• **Text provided**:
****************************************

The project began the first week of February and was completed by the end of May. It was revealed at the end of June to coincide with the CN Tower's birthday and Canada 150 celebrations.

The CN Tower is over 40 years old and Jones said they are always looking for ways to update and modernize.

One of the major considerations with the LookOut level renovation project is accessibility. Due to the limitations when the tower was initially built, the original design of the observation level has viewing glass that begins one metre from the ground, which can obstruct the view. But advances in technology are making it easier for children and those with mobility challenges to enjoy the view.
"We're a 41-year-old building, we're always looking at things to make the accessibility better," said Jones. "If someone is in a wheelchair, or children, they can go right up to it or do it as a group. Sometimes with people in wheelchairs, if you go to a game you have to sit separately from your family."

PCL Constructors Canada Inc. (Toronto) was selected as the preferred proponent after a prequalification process for the project.

According to the contractor, its special projects division is "skilled at working in operational spaces and focuses on unique, smaller projects."

The first phase of the project involved replacing two out of the 12 column bays on the LookOut level with new floor-to-ceiling glazing overlooking the city and the waterfront. The column bays consist of seven sections each. Each glazing unit measures 1.61 metres wide by 2.62 metres high, with a thickness of 2.74 inches. Each panel of glass weighs 1,000 pounds.

All exterior work to prepare and remove the existing windows was completed with the use of the CN Tower's exterior maintenance cage, while window installation was completed from the interior, explained Cheyanne Hammell, a project manager with PCL.

The maintenance cage was used to install an engineered exterior tarping system to the building in order to prevent any materials and debris from falling to the ground. The existing windows were removed and the structure was demolished to prepare the new window opening.

"We didn't have to use the cage for installation and worry about the logistics of large pieces of glass," said Hammell. "There is weight limitations to the cage as well as weather limitations. The winds up there are substantial so we needed to ensure there was a safeguard so that the inside wasn't experiencing the same level of wind."

****************************************

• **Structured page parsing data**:

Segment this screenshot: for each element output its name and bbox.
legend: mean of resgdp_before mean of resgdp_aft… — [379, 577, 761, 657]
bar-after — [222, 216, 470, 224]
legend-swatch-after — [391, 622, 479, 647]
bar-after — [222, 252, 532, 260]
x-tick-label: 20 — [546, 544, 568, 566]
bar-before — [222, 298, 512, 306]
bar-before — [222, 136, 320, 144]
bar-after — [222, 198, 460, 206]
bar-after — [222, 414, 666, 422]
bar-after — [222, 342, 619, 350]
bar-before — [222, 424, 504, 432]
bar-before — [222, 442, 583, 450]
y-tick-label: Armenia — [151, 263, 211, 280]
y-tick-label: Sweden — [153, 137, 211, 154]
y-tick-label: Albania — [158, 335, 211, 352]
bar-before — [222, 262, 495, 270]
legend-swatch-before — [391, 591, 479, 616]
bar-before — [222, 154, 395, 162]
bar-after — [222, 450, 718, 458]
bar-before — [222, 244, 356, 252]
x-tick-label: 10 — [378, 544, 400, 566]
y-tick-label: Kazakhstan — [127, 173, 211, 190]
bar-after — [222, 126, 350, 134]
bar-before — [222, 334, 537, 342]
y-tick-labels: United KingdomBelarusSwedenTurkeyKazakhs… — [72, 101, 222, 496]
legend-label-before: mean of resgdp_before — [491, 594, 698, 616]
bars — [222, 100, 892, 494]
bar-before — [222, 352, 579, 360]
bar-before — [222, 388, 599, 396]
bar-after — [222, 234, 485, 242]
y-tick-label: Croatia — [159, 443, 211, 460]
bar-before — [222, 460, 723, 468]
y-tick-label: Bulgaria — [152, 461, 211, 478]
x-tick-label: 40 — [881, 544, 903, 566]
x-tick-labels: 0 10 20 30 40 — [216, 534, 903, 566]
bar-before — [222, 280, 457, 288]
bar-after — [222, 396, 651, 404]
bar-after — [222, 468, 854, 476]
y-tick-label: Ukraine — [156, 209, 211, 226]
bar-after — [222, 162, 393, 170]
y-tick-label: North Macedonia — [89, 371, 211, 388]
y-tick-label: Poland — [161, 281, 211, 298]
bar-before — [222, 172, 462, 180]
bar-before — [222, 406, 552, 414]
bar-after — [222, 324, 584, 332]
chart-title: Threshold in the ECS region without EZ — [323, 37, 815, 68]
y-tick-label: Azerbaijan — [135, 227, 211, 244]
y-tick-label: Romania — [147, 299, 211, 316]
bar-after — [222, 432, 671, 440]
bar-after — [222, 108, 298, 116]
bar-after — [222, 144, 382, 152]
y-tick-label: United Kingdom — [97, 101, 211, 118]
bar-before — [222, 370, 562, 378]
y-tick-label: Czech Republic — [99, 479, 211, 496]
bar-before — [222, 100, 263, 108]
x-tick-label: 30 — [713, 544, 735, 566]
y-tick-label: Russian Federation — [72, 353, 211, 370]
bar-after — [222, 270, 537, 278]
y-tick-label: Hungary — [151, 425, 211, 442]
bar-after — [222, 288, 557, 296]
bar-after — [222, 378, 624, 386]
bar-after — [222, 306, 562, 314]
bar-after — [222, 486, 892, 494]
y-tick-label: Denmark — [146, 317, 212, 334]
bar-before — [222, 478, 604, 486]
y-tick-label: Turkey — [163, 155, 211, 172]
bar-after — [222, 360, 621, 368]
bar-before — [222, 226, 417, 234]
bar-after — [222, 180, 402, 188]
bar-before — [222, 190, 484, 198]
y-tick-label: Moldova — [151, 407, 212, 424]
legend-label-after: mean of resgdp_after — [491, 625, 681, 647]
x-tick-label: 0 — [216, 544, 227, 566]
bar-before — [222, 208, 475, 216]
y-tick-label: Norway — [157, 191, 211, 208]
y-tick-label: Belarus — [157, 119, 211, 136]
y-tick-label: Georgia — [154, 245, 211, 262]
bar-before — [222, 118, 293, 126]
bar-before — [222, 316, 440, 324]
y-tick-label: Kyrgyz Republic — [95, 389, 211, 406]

****************************************

• **Tasks for this exercise**:
[A] Answer these questions using the text about the CN Tower LookOut level renovation.
(i) When was the finished project revealed?
(ii) Which contractor was selected as the preferred proponent?
(iii) How much does each panel of glass weigh?
[B] Carry on the article about the CN Tower LookOut level renovation from the point where it stops.

• **Answers per task**:
[A]
(i) It was revealed at the end of June, timed to coincide with the CN Tower's birthday and the Canada 150 celebrations.
(ii) PCL Constructors Canada Inc. (Toronto) was selected.
(iii) Each panel weighs 1,000 pounds.

[B]
Glass panels were brought up from the service level in an elevator and the new glazing frame was installed from the interior, followed by the glass.

"The main challenge was figuring out how to replace glass at 1,100 feet in the air safely, making sure that the public was protected," Hammell pointed out. "The CN Tower remained operational during it so we obviously wanted to try and ensure there was no impact to visitors inside the building as well as the outside."

Workers also had to modify mechanical and electrical aspects to suit the new space while maintaining existing design elements, Hammell added.

Improved energy efficiency was another goal of the project. The new glass units contain Thermochromic film as part of the structure, which is a technology that allows the glass to adjust its darkness based on sunlight and external temperature to improve energy efficiency and make it easier to take photos.

The second phase of the project is the complete redevelopment of the LookOut floor which begins in October. The CN Tower will again be partnering with PCL on the project.

"It's in early stages but the redevelopment will be the entire floor, updating HVAC and things like that as well, but again it's about the view...and really just making it a world class observation," said Jones. "We're competing with other towers around the world that are popping up in New York, London, Chicago and we want to stay modern and of value to the people that are visiting Toronto."